(Dataset rows about figures)

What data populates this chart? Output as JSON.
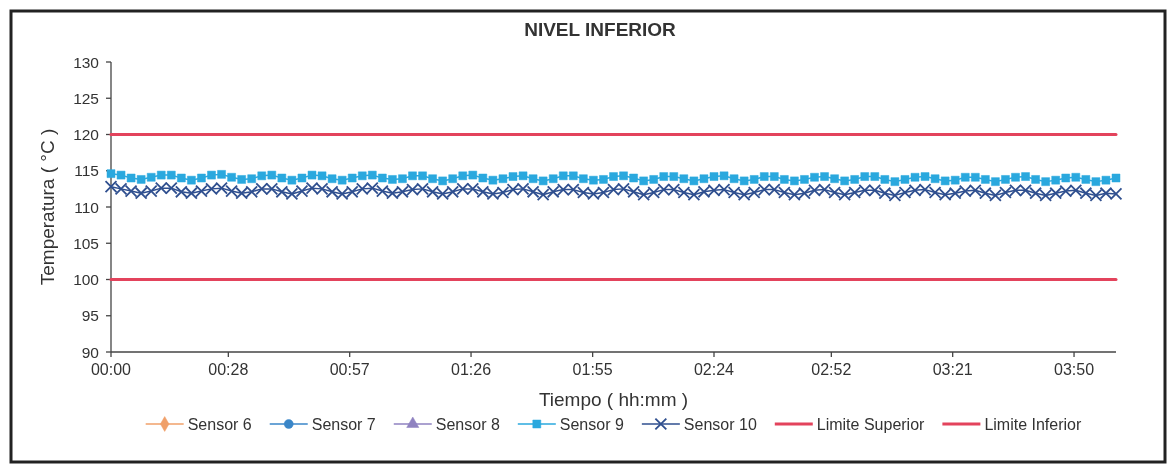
{
  "chart_data": {
    "type": "line",
    "title": "NIVEL INFERIOR",
    "xlabel": "Tiempo ( hh:mm )",
    "ylabel": "Temperatura ( °C )",
    "xlim": [
      0,
      4
    ],
    "ylim": [
      90,
      130
    ],
    "yticks": [
      90,
      95,
      100,
      105,
      110,
      115,
      120,
      125,
      130
    ],
    "xticks": [
      {
        "value": 0,
        "label": "00:00"
      },
      {
        "value": 0.467,
        "label": "00:28"
      },
      {
        "value": 0.95,
        "label": "00:57"
      },
      {
        "value": 1.433,
        "label": "01:26"
      },
      {
        "value": 1.917,
        "label": "01:55"
      },
      {
        "value": 2.4,
        "label": "02:24"
      },
      {
        "value": 2.867,
        "label": "02:52"
      },
      {
        "value": 3.35,
        "label": "03:21"
      },
      {
        "value": 3.833,
        "label": "03:50"
      }
    ],
    "legend": "bottom",
    "x": [
      0,
      0.04,
      0.08,
      0.12,
      0.16,
      0.2,
      0.24,
      0.28,
      0.32,
      0.36,
      0.4,
      0.44,
      0.48,
      0.52,
      0.56,
      0.6,
      0.64,
      0.68,
      0.72,
      0.76,
      0.8,
      0.84,
      0.88,
      0.92,
      0.96,
      1,
      1.04,
      1.08,
      1.12,
      1.16,
      1.2,
      1.24,
      1.28,
      1.32,
      1.36,
      1.4,
      1.44,
      1.48,
      1.52,
      1.56,
      1.6,
      1.64,
      1.68,
      1.72,
      1.76,
      1.8,
      1.84,
      1.88,
      1.92,
      1.96,
      2,
      2.04,
      2.08,
      2.12,
      2.16,
      2.2,
      2.24,
      2.28,
      2.32,
      2.36,
      2.4,
      2.44,
      2.48,
      2.52,
      2.56,
      2.6,
      2.64,
      2.68,
      2.72,
      2.76,
      2.8,
      2.84,
      2.88,
      2.92,
      2.96,
      3,
      3.04,
      3.08,
      3.12,
      3.16,
      3.2,
      3.24,
      3.28,
      3.32,
      3.36,
      3.4,
      3.44,
      3.48,
      3.52,
      3.56,
      3.6,
      3.64,
      3.68,
      3.72,
      3.76,
      3.8,
      3.84,
      3.88,
      3.92,
      3.96,
      4
    ],
    "series": [
      {
        "name": "Sensor 6",
        "color": "#f0a06a",
        "marker": "diamond",
        "values": [
          null,
          null,
          null,
          null,
          null,
          null,
          null,
          null,
          null,
          null,
          null,
          null,
          null,
          null,
          null,
          null,
          null,
          null,
          null,
          null,
          null,
          null,
          null,
          null,
          null,
          null,
          null,
          null,
          null,
          null,
          null,
          null,
          null,
          null,
          null,
          null,
          null,
          null,
          null,
          null,
          null,
          null,
          null,
          null,
          null,
          null,
          null,
          null,
          null,
          null,
          null,
          null,
          null,
          null,
          null,
          null,
          null,
          null,
          null,
          null,
          null,
          null,
          null,
          null,
          null,
          null,
          null,
          null,
          null,
          null,
          null,
          null,
          null,
          null,
          null,
          null,
          null,
          null,
          null,
          null,
          null,
          null,
          null,
          null,
          null,
          null,
          null,
          null,
          null,
          null,
          null,
          null,
          null,
          null,
          null,
          null,
          null,
          null,
          null,
          null,
          null
        ]
      },
      {
        "name": "Sensor 7",
        "color": "#3a86c8",
        "marker": "circle",
        "values": [
          null,
          null,
          null,
          null,
          null,
          null,
          null,
          null,
          null,
          null,
          null,
          null,
          null,
          null,
          null,
          null,
          null,
          null,
          null,
          null,
          null,
          null,
          null,
          null,
          null,
          null,
          null,
          null,
          null,
          null,
          null,
          null,
          null,
          null,
          null,
          null,
          null,
          null,
          null,
          null,
          null,
          null,
          null,
          null,
          null,
          null,
          null,
          null,
          null,
          null,
          null,
          null,
          null,
          null,
          null,
          null,
          null,
          null,
          null,
          null,
          null,
          null,
          null,
          null,
          null,
          null,
          null,
          null,
          null,
          null,
          null,
          null,
          null,
          null,
          null,
          null,
          null,
          null,
          null,
          null,
          null,
          null,
          null,
          null,
          null,
          null,
          null,
          null,
          null,
          null,
          null,
          null,
          null,
          null,
          null,
          null,
          null,
          null,
          null,
          null,
          null
        ]
      },
      {
        "name": "Sensor 8",
        "color": "#8f82c0",
        "marker": "triangle",
        "values": [
          null,
          null,
          null,
          null,
          null,
          null,
          null,
          null,
          null,
          null,
          null,
          null,
          null,
          null,
          null,
          null,
          null,
          null,
          null,
          null,
          null,
          null,
          null,
          null,
          null,
          null,
          null,
          null,
          null,
          null,
          null,
          null,
          null,
          null,
          null,
          null,
          null,
          null,
          null,
          null,
          null,
          null,
          null,
          null,
          null,
          null,
          null,
          null,
          null,
          null,
          null,
          null,
          null,
          null,
          null,
          null,
          null,
          null,
          null,
          null,
          null,
          null,
          null,
          null,
          null,
          null,
          null,
          null,
          null,
          null,
          null,
          null,
          null,
          null,
          null,
          null,
          null,
          null,
          null,
          null,
          null,
          null,
          null,
          null,
          null,
          null,
          null,
          null,
          null,
          null,
          null,
          null,
          null,
          null,
          null,
          null,
          null,
          null,
          null,
          null,
          null
        ]
      },
      {
        "name": "Sensor 9",
        "color": "#2aa8de",
        "marker": "square",
        "values": [
          114.6,
          114.4,
          114.0,
          113.8,
          114.1,
          114.4,
          114.4,
          114.0,
          113.7,
          114.0,
          114.4,
          114.5,
          114.1,
          113.8,
          113.9,
          114.3,
          114.4,
          114.0,
          113.7,
          114.0,
          114.4,
          114.3,
          113.9,
          113.7,
          114.0,
          114.3,
          114.4,
          114.0,
          113.8,
          113.9,
          114.3,
          114.3,
          113.9,
          113.6,
          113.9,
          114.3,
          114.4,
          114.0,
          113.7,
          113.9,
          114.2,
          114.3,
          113.9,
          113.6,
          113.9,
          114.3,
          114.3,
          113.9,
          113.7,
          113.8,
          114.2,
          114.3,
          114.0,
          113.6,
          113.8,
          114.2,
          114.2,
          113.9,
          113.6,
          113.9,
          114.2,
          114.3,
          113.9,
          113.6,
          113.8,
          114.2,
          114.2,
          113.8,
          113.6,
          113.8,
          114.1,
          114.2,
          113.9,
          113.6,
          113.8,
          114.2,
          114.2,
          113.8,
          113.5,
          113.8,
          114.1,
          114.2,
          113.9,
          113.6,
          113.7,
          114.1,
          114.1,
          113.8,
          113.5,
          113.8,
          114.1,
          114.2,
          113.8,
          113.5,
          113.7,
          114.0,
          114.1,
          113.8,
          113.5,
          113.7,
          114.0
        ]
      },
      {
        "name": "Sensor 10",
        "color": "#2f4f8f",
        "marker": "cross",
        "values": [
          112.8,
          112.5,
          112.2,
          111.9,
          112.2,
          112.6,
          112.6,
          112.1,
          111.9,
          112.2,
          112.5,
          112.6,
          112.2,
          111.9,
          112.1,
          112.5,
          112.5,
          112.1,
          111.8,
          112.2,
          112.6,
          112.5,
          112.1,
          111.8,
          112.1,
          112.5,
          112.6,
          112.2,
          111.9,
          112.1,
          112.4,
          112.5,
          112.1,
          111.8,
          112.1,
          112.5,
          112.5,
          112.1,
          111.8,
          112.0,
          112.4,
          112.5,
          112.1,
          111.7,
          112.1,
          112.4,
          112.4,
          112.0,
          111.8,
          112.0,
          112.4,
          112.5,
          112.1,
          111.7,
          112.0,
          112.4,
          112.4,
          112.0,
          111.7,
          112.1,
          112.3,
          112.4,
          112.0,
          111.7,
          112.0,
          112.4,
          112.4,
          112.0,
          111.7,
          111.9,
          112.3,
          112.4,
          112.0,
          111.7,
          112.0,
          112.3,
          112.3,
          111.9,
          111.6,
          112.0,
          112.3,
          112.4,
          112.0,
          111.7,
          111.9,
          112.2,
          112.3,
          111.9,
          111.6,
          112.0,
          112.3,
          112.3,
          111.9,
          111.6,
          111.9,
          112.2,
          112.3,
          111.9,
          111.6,
          111.9,
          111.8
        ]
      },
      {
        "name": "Limite Superior",
        "color": "#e3435c",
        "marker": "none",
        "values": [
          120,
          120,
          120,
          120,
          120,
          120,
          120,
          120,
          120,
          120,
          120,
          120,
          120,
          120,
          120,
          120,
          120,
          120,
          120,
          120,
          120,
          120,
          120,
          120,
          120,
          120,
          120,
          120,
          120,
          120,
          120,
          120,
          120,
          120,
          120,
          120,
          120,
          120,
          120,
          120,
          120,
          120,
          120,
          120,
          120,
          120,
          120,
          120,
          120,
          120,
          120,
          120,
          120,
          120,
          120,
          120,
          120,
          120,
          120,
          120,
          120,
          120,
          120,
          120,
          120,
          120,
          120,
          120,
          120,
          120,
          120,
          120,
          120,
          120,
          120,
          120,
          120,
          120,
          120,
          120,
          120,
          120,
          120,
          120,
          120,
          120,
          120,
          120,
          120,
          120,
          120,
          120,
          120,
          120,
          120,
          120,
          120,
          120,
          120,
          120,
          120
        ]
      },
      {
        "name": "Limite Inferior",
        "color": "#e3435c",
        "marker": "none",
        "values": [
          100,
          100,
          100,
          100,
          100,
          100,
          100,
          100,
          100,
          100,
          100,
          100,
          100,
          100,
          100,
          100,
          100,
          100,
          100,
          100,
          100,
          100,
          100,
          100,
          100,
          100,
          100,
          100,
          100,
          100,
          100,
          100,
          100,
          100,
          100,
          100,
          100,
          100,
          100,
          100,
          100,
          100,
          100,
          100,
          100,
          100,
          100,
          100,
          100,
          100,
          100,
          100,
          100,
          100,
          100,
          100,
          100,
          100,
          100,
          100,
          100,
          100,
          100,
          100,
          100,
          100,
          100,
          100,
          100,
          100,
          100,
          100,
          100,
          100,
          100,
          100,
          100,
          100,
          100,
          100,
          100,
          100,
          100,
          100,
          100,
          100,
          100,
          100,
          100,
          100,
          100,
          100,
          100,
          100,
          100,
          100,
          100,
          100,
          100,
          100,
          100
        ]
      }
    ]
  }
}
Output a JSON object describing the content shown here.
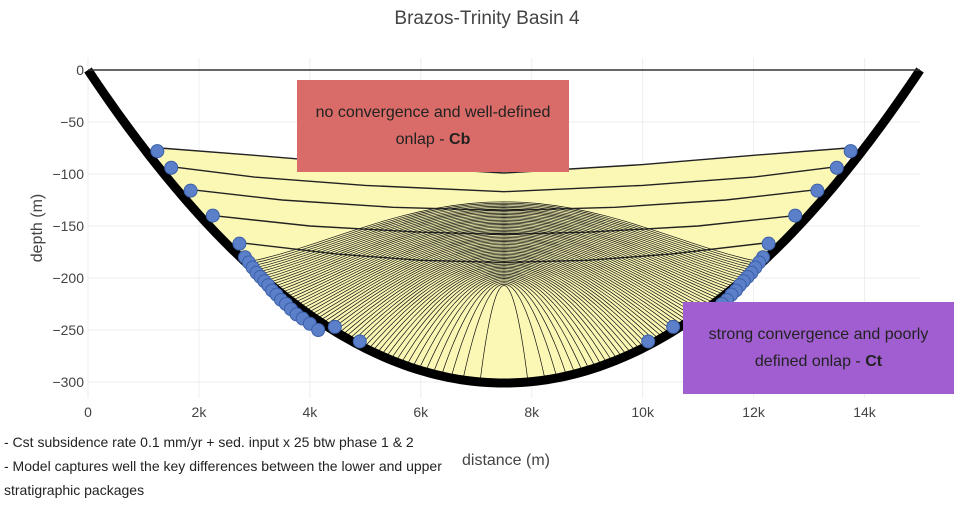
{
  "chart_data": {
    "type": "scatter",
    "title": "Brazos-Trinity Basin 4",
    "xlabel": "distance (m)",
    "ylabel": "depth (m)",
    "xlim": [
      0,
      15000
    ],
    "ylim": [
      -310,
      10
    ],
    "xticks": [
      0,
      2000,
      4000,
      6000,
      8000,
      10000,
      12000,
      14000
    ],
    "xtick_labels": [
      "0",
      "2k",
      "4k",
      "6k",
      "8k",
      "10k",
      "12k",
      "14k"
    ],
    "yticks": [
      0,
      -50,
      -100,
      -150,
      -200,
      -250,
      -300
    ],
    "ytick_labels": [
      "0",
      "−50",
      "−100",
      "−150",
      "−200",
      "−250",
      "−300"
    ],
    "basin_floor": {
      "x": [
        0,
        1000,
        2000,
        3000,
        4000,
        5000,
        6000,
        7000,
        7500,
        8000,
        9000,
        10000,
        11000,
        12000,
        13000,
        14000,
        15000
      ],
      "depth": [
        0,
        -68,
        -132,
        -188,
        -236,
        -271,
        -292,
        -300,
        -301,
        -300,
        -292,
        -271,
        -236,
        -188,
        -132,
        -68,
        0
      ]
    },
    "fill_color": "#fbf8b6",
    "upper_package_horizons": [
      {
        "x": [
          1300,
          3000,
          5000,
          7500,
          10000,
          12000,
          13700
        ],
        "depth": [
          -75,
          -82,
          -91,
          -99,
          -91,
          -82,
          -75
        ]
      },
      {
        "x": [
          1500,
          3000,
          5000,
          7500,
          10000,
          12000,
          13500
        ],
        "depth": [
          -93,
          -103,
          -111,
          -117,
          -111,
          -103,
          -93
        ]
      },
      {
        "x": [
          1850,
          3500,
          5500,
          7500,
          9500,
          11500,
          13150
        ],
        "depth": [
          -115,
          -125,
          -132,
          -135,
          -132,
          -125,
          -115
        ]
      },
      {
        "x": [
          2250,
          4000,
          6000,
          7500,
          9000,
          11000,
          12750
        ],
        "depth": [
          -140,
          -150,
          -156,
          -158,
          -156,
          -150,
          -140
        ]
      },
      {
        "x": [
          2730,
          4500,
          6000,
          7500,
          9000,
          10500,
          12270
        ],
        "depth": [
          -166,
          -177,
          -183,
          -185,
          -183,
          -177,
          -166
        ]
      }
    ],
    "lower_package": {
      "top_depth": -185,
      "converging_to": -300,
      "horizon_count": 60
    },
    "onlap_points": {
      "marker_color": "#5b7fc8",
      "x": [
        1250,
        1500,
        1850,
        2250,
        2730,
        2830,
        2900,
        2970,
        3040,
        3110,
        3180,
        3250,
        3320,
        3400,
        3480,
        3570,
        3660,
        3760,
        3870,
        4000,
        4150,
        4450,
        4900,
        13750,
        13500,
        13150,
        12750,
        12270,
        12170,
        12100,
        12030,
        11960,
        11890,
        11820,
        11750,
        11680,
        11600,
        11520,
        11430,
        11340,
        11240,
        11130,
        11000,
        10850,
        10550,
        10100
      ],
      "depth": [
        -78,
        -94,
        -116,
        -140,
        -167,
        -180,
        -185,
        -190,
        -195,
        -199,
        -203,
        -207,
        -212,
        -216,
        -221,
        -225,
        -230,
        -235,
        -239,
        -244,
        -250,
        -247,
        -261,
        -78,
        -94,
        -116,
        -140,
        -167,
        -180,
        -185,
        -190,
        -195,
        -199,
        -203,
        -207,
        -212,
        -216,
        -221,
        -225,
        -230,
        -235,
        -239,
        -244,
        -250,
        -247,
        -261
      ]
    }
  },
  "annotations": {
    "cb": {
      "text": "no convergence and well-defined onlap - ",
      "bold": "Cb",
      "color": "#d96c68"
    },
    "ct": {
      "text": "strong convergence and poorly defined onlap - ",
      "bold": "Ct",
      "color": "#a15ed1"
    }
  },
  "notes": [
    "- Cst subsidence rate 0.1 mm/yr + sed. input x 25 btw phase 1 & 2",
    "- Model captures well the key differences between the lower and upper stratigraphic packages"
  ]
}
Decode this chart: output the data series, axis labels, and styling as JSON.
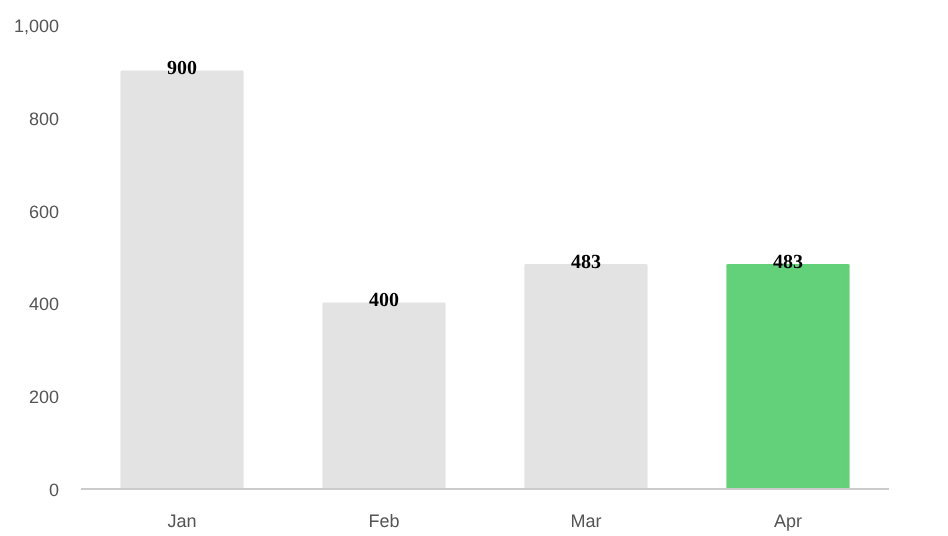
{
  "chart_data": {
    "type": "bar",
    "categories": [
      "Jan",
      "Feb",
      "Mar",
      "Apr"
    ],
    "values": [
      900,
      400,
      483,
      483
    ],
    "colors": [
      "#e3e3e3",
      "#e3e3e3",
      "#e3e3e3",
      "#63d17a"
    ],
    "ylim": [
      0,
      1000
    ],
    "yticks": [
      0,
      200,
      400,
      600,
      800,
      {
        "value": 1000,
        "label": "1,000"
      }
    ],
    "grid": false,
    "data_labels": true
  }
}
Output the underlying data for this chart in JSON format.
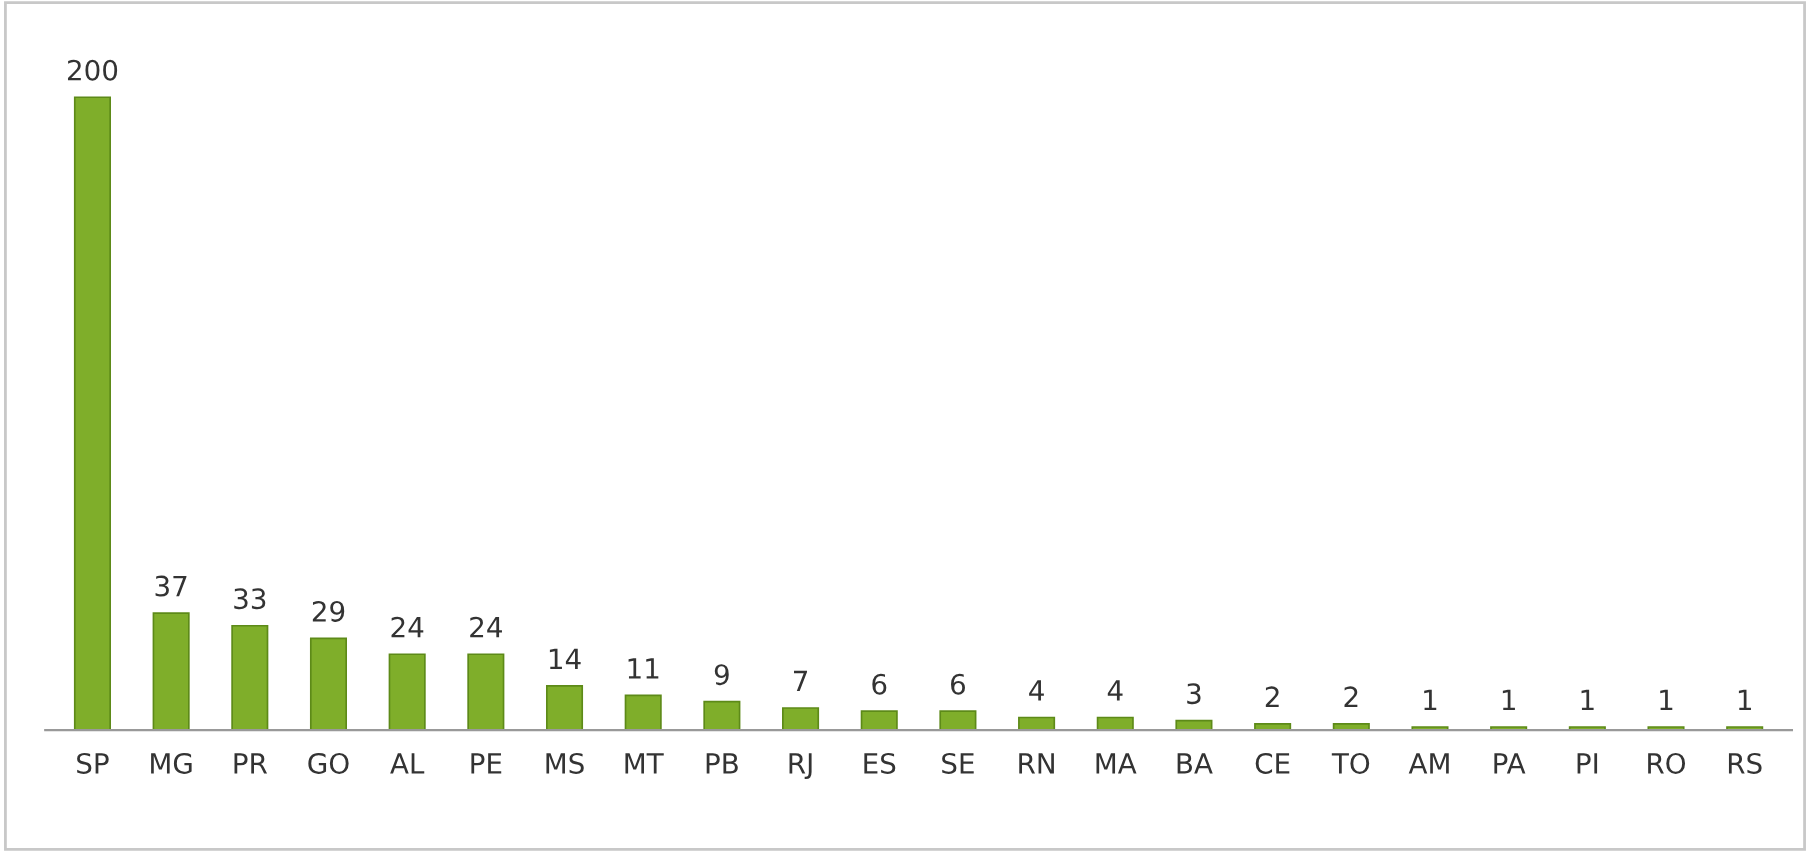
{
  "chart_data": {
    "type": "bar",
    "categories": [
      "SP",
      "MG",
      "PR",
      "GO",
      "AL",
      "PE",
      "MS",
      "MT",
      "PB",
      "RJ",
      "ES",
      "SE",
      "RN",
      "MA",
      "BA",
      "CE",
      "TO",
      "AM",
      "PA",
      "PI",
      "RO",
      "RS"
    ],
    "values": [
      200,
      37,
      33,
      29,
      24,
      24,
      14,
      11,
      9,
      7,
      6,
      6,
      4,
      4,
      3,
      2,
      2,
      1,
      1,
      1,
      1,
      1
    ],
    "color": "#7fae2a",
    "data_labels": true,
    "grid": false,
    "legend": false
  }
}
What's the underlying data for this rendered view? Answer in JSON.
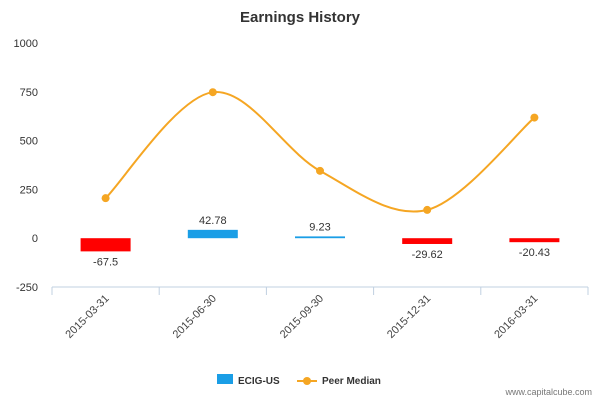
{
  "chart_data": {
    "type": "bar",
    "title": "Earnings History",
    "xlabel": "",
    "ylabel": "",
    "ylim": [
      -250,
      1000
    ],
    "yticks": [
      1000,
      750,
      500,
      250,
      0,
      -250
    ],
    "categories": [
      "2015-03-31",
      "2015-06-30",
      "2015-09-30",
      "2015-12-31",
      "2016-03-31"
    ],
    "series": [
      {
        "name": "ECIG-US",
        "type": "bar",
        "values": [
          -67.5,
          42.78,
          9.23,
          -29.62,
          -20.43
        ],
        "labels": [
          "-67.5",
          "42.78",
          "9.23",
          "-29.62",
          "-20.43"
        ],
        "color_positive": "#1a9ee6",
        "color_negative": "#ff0000"
      },
      {
        "name": "Peer Median",
        "type": "line",
        "values": [
          205,
          748,
          345,
          145,
          618
        ],
        "color": "#f5a623"
      }
    ],
    "grid": false,
    "legend_position": "bottom-center"
  },
  "watermark": "www.capitalcube.com"
}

_Your objective_
Print exactly the lines from the line with "Output the underlying" through the end of the data, both ends included, and print no pictures.

_Result below_
Output the underlying data for this chart in JSON format.
{
  "chart_data": {
    "type": "bar",
    "categories": [
      "SP",
      "MG",
      "PR",
      "GO",
      "AL",
      "PE",
      "MS",
      "MT",
      "PB",
      "RJ",
      "ES",
      "SE",
      "RN",
      "MA",
      "BA",
      "CE",
      "TO",
      "AM",
      "PA",
      "PI",
      "RO",
      "RS"
    ],
    "values": [
      200,
      37,
      33,
      29,
      24,
      24,
      14,
      11,
      9,
      7,
      6,
      6,
      4,
      4,
      3,
      2,
      2,
      1,
      1,
      1,
      1,
      1
    ],
    "color": "#7fae2a",
    "data_labels": true,
    "grid": false,
    "legend": false
  }
}
What's the underlying data for this rendered view? Answer in JSON.
{
  "chart_data": {
    "type": "bar",
    "title": "Earnings History",
    "xlabel": "",
    "ylabel": "",
    "ylim": [
      -250,
      1000
    ],
    "yticks": [
      1000,
      750,
      500,
      250,
      0,
      -250
    ],
    "categories": [
      "2015-03-31",
      "2015-06-30",
      "2015-09-30",
      "2015-12-31",
      "2016-03-31"
    ],
    "series": [
      {
        "name": "ECIG-US",
        "type": "bar",
        "values": [
          -67.5,
          42.78,
          9.23,
          -29.62,
          -20.43
        ],
        "labels": [
          "-67.5",
          "42.78",
          "9.23",
          "-29.62",
          "-20.43"
        ],
        "color_positive": "#1a9ee6",
        "color_negative": "#ff0000"
      },
      {
        "name": "Peer Median",
        "type": "line",
        "values": [
          205,
          748,
          345,
          145,
          618
        ],
        "color": "#f5a623"
      }
    ],
    "grid": false,
    "legend_position": "bottom-center"
  },
  "watermark": "www.capitalcube.com"
}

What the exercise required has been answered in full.